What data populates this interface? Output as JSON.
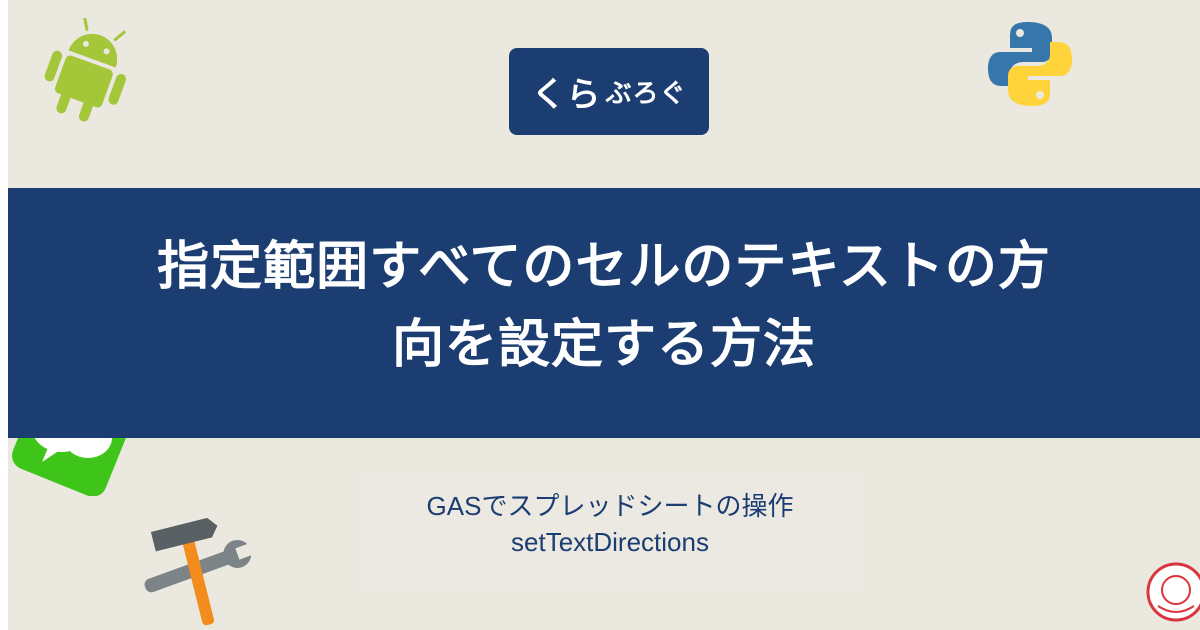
{
  "logo": {
    "part1": "くら",
    "part2": "ぶろぐ"
  },
  "title": {
    "line1": "指定範囲すべてのセルのテキストの方",
    "line2": "向を設定する方法"
  },
  "subtitle": {
    "line1": "GASでスプレッドシートの操作",
    "line2": "setTextDirections"
  },
  "colors": {
    "banner": "#1b3d72",
    "background": "#eae8df",
    "android": "#a4c639",
    "wechat": "#3fc51a",
    "hammer": "#f28c1c"
  },
  "icons": [
    "android-icon",
    "python-icon",
    "wechat-icon",
    "tools-icon",
    "docs-icon",
    "avatar-icon"
  ]
}
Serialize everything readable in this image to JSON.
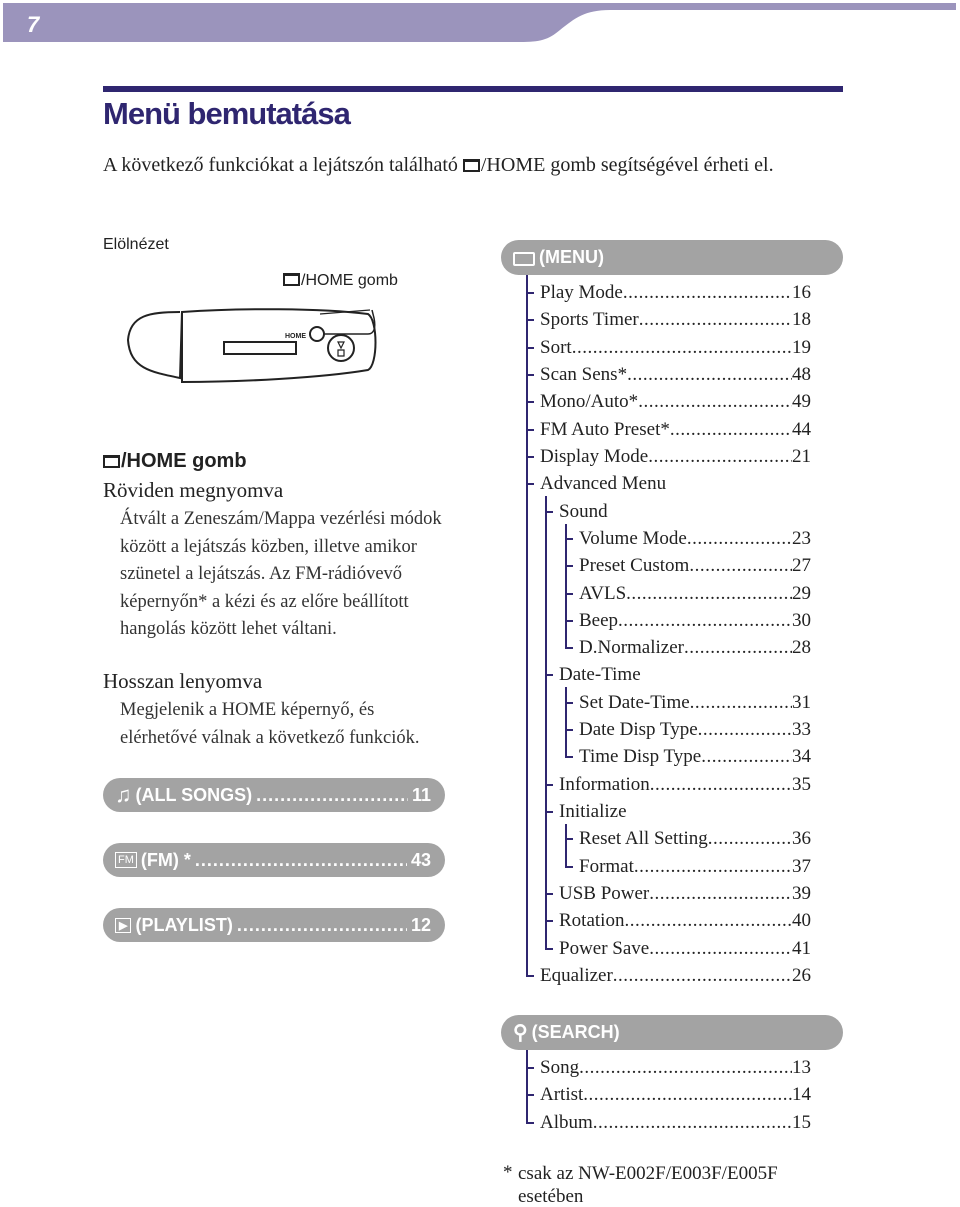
{
  "page_number": "7",
  "colors": {
    "header_band": "#9b94bc",
    "accent": "#2f2670",
    "pill": "#a3a3a3"
  },
  "title": "Menü bemutatása",
  "intro": {
    "before": "A következő funkciókat a lejátszón található ",
    "after": "/HOME gomb segítségével érheti el."
  },
  "front_view_label": "Elölnézet",
  "callout_label": "/HOME gomb",
  "device_home_label": "HOME",
  "section_title": "/HOME gomb",
  "short_press": {
    "heading": "Röviden megnyomva",
    "text": "Átvált a Zeneszám/Mappa vezérlési módok között a lejátszás közben, illetve amikor szünetel a lejátszás. Az FM-rádióvevő képernyőn* a kézi és az előre beállított hangolás között lehet váltani."
  },
  "long_press": {
    "heading": "Hosszan lenyomva",
    "text": "Megjelenik a HOME képernyő, és elérhetővé válnak a következő funkciók."
  },
  "left_pills": [
    {
      "icon": "music-note-icon",
      "label": "(ALL SONGS)",
      "page": "11"
    },
    {
      "icon": "fm-icon",
      "label": "(FM) *",
      "page": "43"
    },
    {
      "icon": "playlist-icon",
      "label": "(PLAYLIST)",
      "page": "12"
    }
  ],
  "menu": {
    "icon": "toolbox-icon",
    "label": "(MENU)",
    "items": [
      {
        "label": "Play Mode",
        "page": "16",
        "level": 0
      },
      {
        "label": "Sports Timer",
        "page": "18",
        "level": 0
      },
      {
        "label": "Sort",
        "page": "19",
        "level": 0
      },
      {
        "label": "Scan Sens*",
        "page": "48",
        "level": 0
      },
      {
        "label": "Mono/Auto*",
        "page": "49",
        "level": 0
      },
      {
        "label": "FM Auto Preset*",
        "page": "44",
        "level": 0
      },
      {
        "label": "Display Mode",
        "page": "21",
        "level": 0
      },
      {
        "label": "Advanced Menu",
        "page": "",
        "level": 0
      },
      {
        "label": "Sound",
        "page": "",
        "level": 1
      },
      {
        "label": "Volume Mode",
        "page": "23",
        "level": 2
      },
      {
        "label": "Preset Custom",
        "page": "27",
        "level": 2
      },
      {
        "label": "AVLS",
        "page": "29",
        "level": 2
      },
      {
        "label": "Beep",
        "page": "30",
        "level": 2
      },
      {
        "label": "D.Normalizer",
        "page": "28",
        "level": 2
      },
      {
        "label": "Date-Time",
        "page": "",
        "level": 1
      },
      {
        "label": "Set Date-Time",
        "page": "31",
        "level": 2
      },
      {
        "label": "Date Disp Type",
        "page": "33",
        "level": 2
      },
      {
        "label": "Time Disp Type",
        "page": "34",
        "level": 2
      },
      {
        "label": "Information",
        "page": "35",
        "level": 1
      },
      {
        "label": "Initialize",
        "page": "",
        "level": 1
      },
      {
        "label": "Reset All Setting",
        "page": "36",
        "level": 2
      },
      {
        "label": "Format",
        "page": "37",
        "level": 2
      },
      {
        "label": "USB Power",
        "page": "39",
        "level": 1
      },
      {
        "label": "Rotation",
        "page": "40",
        "level": 1
      },
      {
        "label": "Power Save",
        "page": "41",
        "level": 1
      },
      {
        "label": "Equalizer",
        "page": "26",
        "level": 0
      }
    ]
  },
  "search": {
    "icon": "search-icon",
    "label": "(SEARCH)",
    "items": [
      {
        "label": "Song",
        "page": "13",
        "level": 0
      },
      {
        "label": "Artist",
        "page": "14",
        "level": 0
      },
      {
        "label": "Album",
        "page": "15",
        "level": 0
      }
    ]
  },
  "footnote": {
    "mark": "*",
    "text": "csak az NW-E002F/E003F/E005F esetében"
  }
}
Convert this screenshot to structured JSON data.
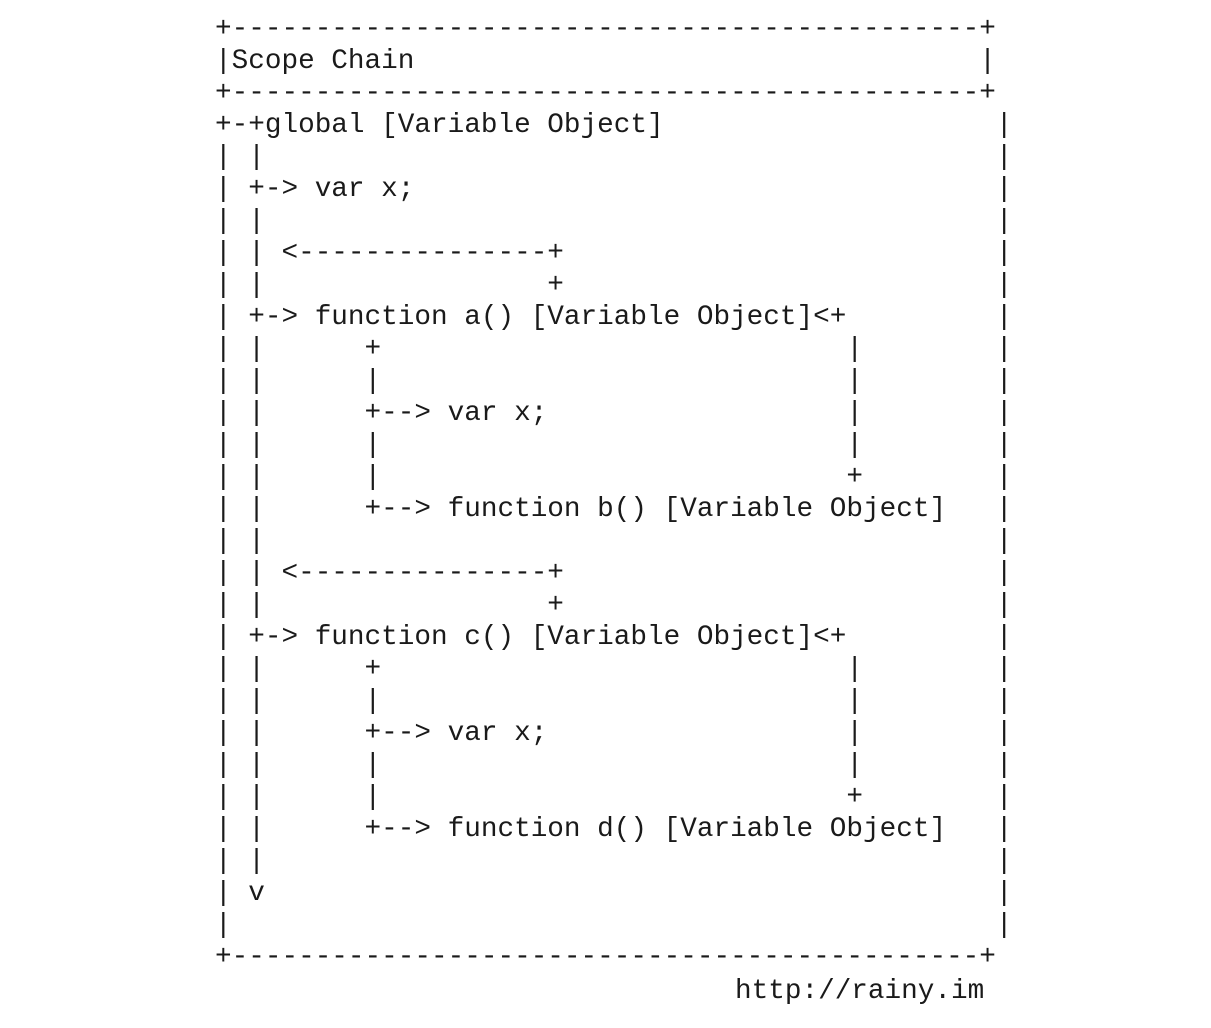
{
  "diagram": {
    "title": "Scope Chain",
    "lines": [
      "+---------------------------------------------+",
      "|Scope Chain                                  |",
      "+---------------------------------------------+",
      "+-+global [Variable Object]                    |",
      "| |                                            |",
      "| +-> var x;                                   |",
      "| |                                            |",
      "| | <---------------+                          |",
      "| |                 +                          |",
      "| +-> function a() [Variable Object]<+         |",
      "| |      +                            |        |",
      "| |      |                            |        |",
      "| |      +--> var x;                  |        |",
      "| |      |                            |        |",
      "| |      |                            +        |",
      "| |      +--> function b() [Variable Object]   |",
      "| |                                            |",
      "| | <---------------+                          |",
      "| |                 +                          |",
      "| +-> function c() [Variable Object]<+         |",
      "| |      +                            |        |",
      "| |      |                            |        |",
      "| |      +--> var x;                  |        |",
      "| |      |                            |        |",
      "| |      |                            +        |",
      "| |      +--> function d() [Variable Object]   |",
      "| |                                            |",
      "| v                                            |",
      "|                                              |",
      "+---------------------------------------------+"
    ]
  },
  "watermark": "http://rainy.im"
}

Required work:
All the records need to be repeated exactly, with the images dropped.

Written answer:
What data populates this interface? Output as JSON.
{
  "logo": {
    "part1": "くら",
    "part2": "ぶろぐ"
  },
  "title": {
    "line1": "指定範囲すべてのセルのテキストの方",
    "line2": "向を設定する方法"
  },
  "subtitle": {
    "line1": "GASでスプレッドシートの操作",
    "line2": "setTextDirections"
  },
  "colors": {
    "banner": "#1b3d72",
    "background": "#eae8df",
    "android": "#a4c639",
    "wechat": "#3fc51a",
    "hammer": "#f28c1c"
  },
  "icons": [
    "android-icon",
    "python-icon",
    "wechat-icon",
    "tools-icon",
    "docs-icon",
    "avatar-icon"
  ]
}
Serialize everything readable in this image to JSON.
{
  "page_number": "7",
  "colors": {
    "header_band": "#9b94bc",
    "accent": "#2f2670",
    "pill": "#a3a3a3"
  },
  "title": "Menü bemutatása",
  "intro": {
    "before": "A következő funkciókat a lejátszón található ",
    "after": "/HOME gomb segítségével érheti el."
  },
  "front_view_label": "Elölnézet",
  "callout_label": "/HOME gomb",
  "device_home_label": "HOME",
  "section_title": "/HOME gomb",
  "short_press": {
    "heading": "Röviden megnyomva",
    "text": "Átvált a Zeneszám/Mappa vezérlési módok között a lejátszás közben, illetve amikor szünetel a lejátszás. Az FM-rádióvevő képernyőn* a kézi és az előre beállított hangolás között lehet váltani."
  },
  "long_press": {
    "heading": "Hosszan lenyomva",
    "text": "Megjelenik a HOME képernyő, és elérhetővé válnak a következő funkciók."
  },
  "left_pills": [
    {
      "icon": "music-note-icon",
      "label": "(ALL SONGS)",
      "page": "11"
    },
    {
      "icon": "fm-icon",
      "label": "(FM) *",
      "page": "43"
    },
    {
      "icon": "playlist-icon",
      "label": "(PLAYLIST)",
      "page": "12"
    }
  ],
  "menu": {
    "icon": "toolbox-icon",
    "label": "(MENU)",
    "items": [
      {
        "label": "Play Mode",
        "page": "16",
        "level": 0
      },
      {
        "label": "Sports Timer",
        "page": "18",
        "level": 0
      },
      {
        "label": "Sort",
        "page": "19",
        "level": 0
      },
      {
        "label": "Scan Sens*",
        "page": "48",
        "level": 0
      },
      {
        "label": "Mono/Auto*",
        "page": "49",
        "level": 0
      },
      {
        "label": "FM Auto Preset*",
        "page": "44",
        "level": 0
      },
      {
        "label": "Display Mode",
        "page": "21",
        "level": 0
      },
      {
        "label": "Advanced Menu",
        "page": "",
        "level": 0
      },
      {
        "label": "Sound",
        "page": "",
        "level": 1
      },
      {
        "label": "Volume Mode",
        "page": "23",
        "level": 2
      },
      {
        "label": "Preset Custom",
        "page": "27",
        "level": 2
      },
      {
        "label": "AVLS",
        "page": "29",
        "level": 2
      },
      {
        "label": "Beep",
        "page": "30",
        "level": 2
      },
      {
        "label": "D.Normalizer",
        "page": "28",
        "level": 2
      },
      {
        "label": "Date-Time",
        "page": "",
        "level": 1
      },
      {
        "label": "Set Date-Time",
        "page": "31",
        "level": 2
      },
      {
        "label": "Date Disp Type",
        "page": "33",
        "level": 2
      },
      {
        "label": "Time Disp Type",
        "page": "34",
        "level": 2
      },
      {
        "label": "Information",
        "page": "35",
        "level": 1
      },
      {
        "label": "Initialize",
        "page": "",
        "level": 1
      },
      {
        "label": "Reset All Setting",
        "page": "36",
        "level": 2
      },
      {
        "label": "Format",
        "page": "37",
        "level": 2
      },
      {
        "label": "USB Power",
        "page": "39",
        "level": 1
      },
      {
        "label": "Rotation",
        "page": "40",
        "level": 1
      },
      {
        "label": "Power Save",
        "page": "41",
        "level": 1
      },
      {
        "label": "Equalizer",
        "page": "26",
        "level": 0
      }
    ]
  },
  "search": {
    "icon": "search-icon",
    "label": "(SEARCH)",
    "items": [
      {
        "label": "Song",
        "page": "13",
        "level": 0
      },
      {
        "label": "Artist",
        "page": "14",
        "level": 0
      },
      {
        "label": "Album",
        "page": "15",
        "level": 0
      }
    ]
  },
  "footnote": {
    "mark": "*",
    "text": "csak az NW-E002F/E003F/E005F esetében"
  }
}
Convert this screenshot to structured JSON data.
{
  "diagram": {
    "title": "Scope Chain",
    "lines": [
      "+---------------------------------------------+",
      "|Scope Chain                                  |",
      "+---------------------------------------------+",
      "+-+global [Variable Object]                    |",
      "| |                                            |",
      "| +-> var x;                                   |",
      "| |                                            |",
      "| | <---------------+                          |",
      "| |                 +                          |",
      "| +-> function a() [Variable Object]<+         |",
      "| |      +                            |        |",
      "| |      |                            |        |",
      "| |      +--> var x;                  |        |",
      "| |      |                            |        |",
      "| |      |                            +        |",
      "| |      +--> function b() [Variable Object]   |",
      "| |                                            |",
      "| | <---------------+                          |",
      "| |                 +                          |",
      "| +-> function c() [Variable Object]<+         |",
      "| |      +                            |        |",
      "| |      |                            |        |",
      "| |      +--> var x;                  |        |",
      "| |      |                            |        |",
      "| |      |                            +        |",
      "| |      +--> function d() [Variable Object]   |",
      "| |                                            |",
      "| v                                            |",
      "|                                              |",
      "+---------------------------------------------+"
    ]
  },
  "watermark": "http://rainy.im"
}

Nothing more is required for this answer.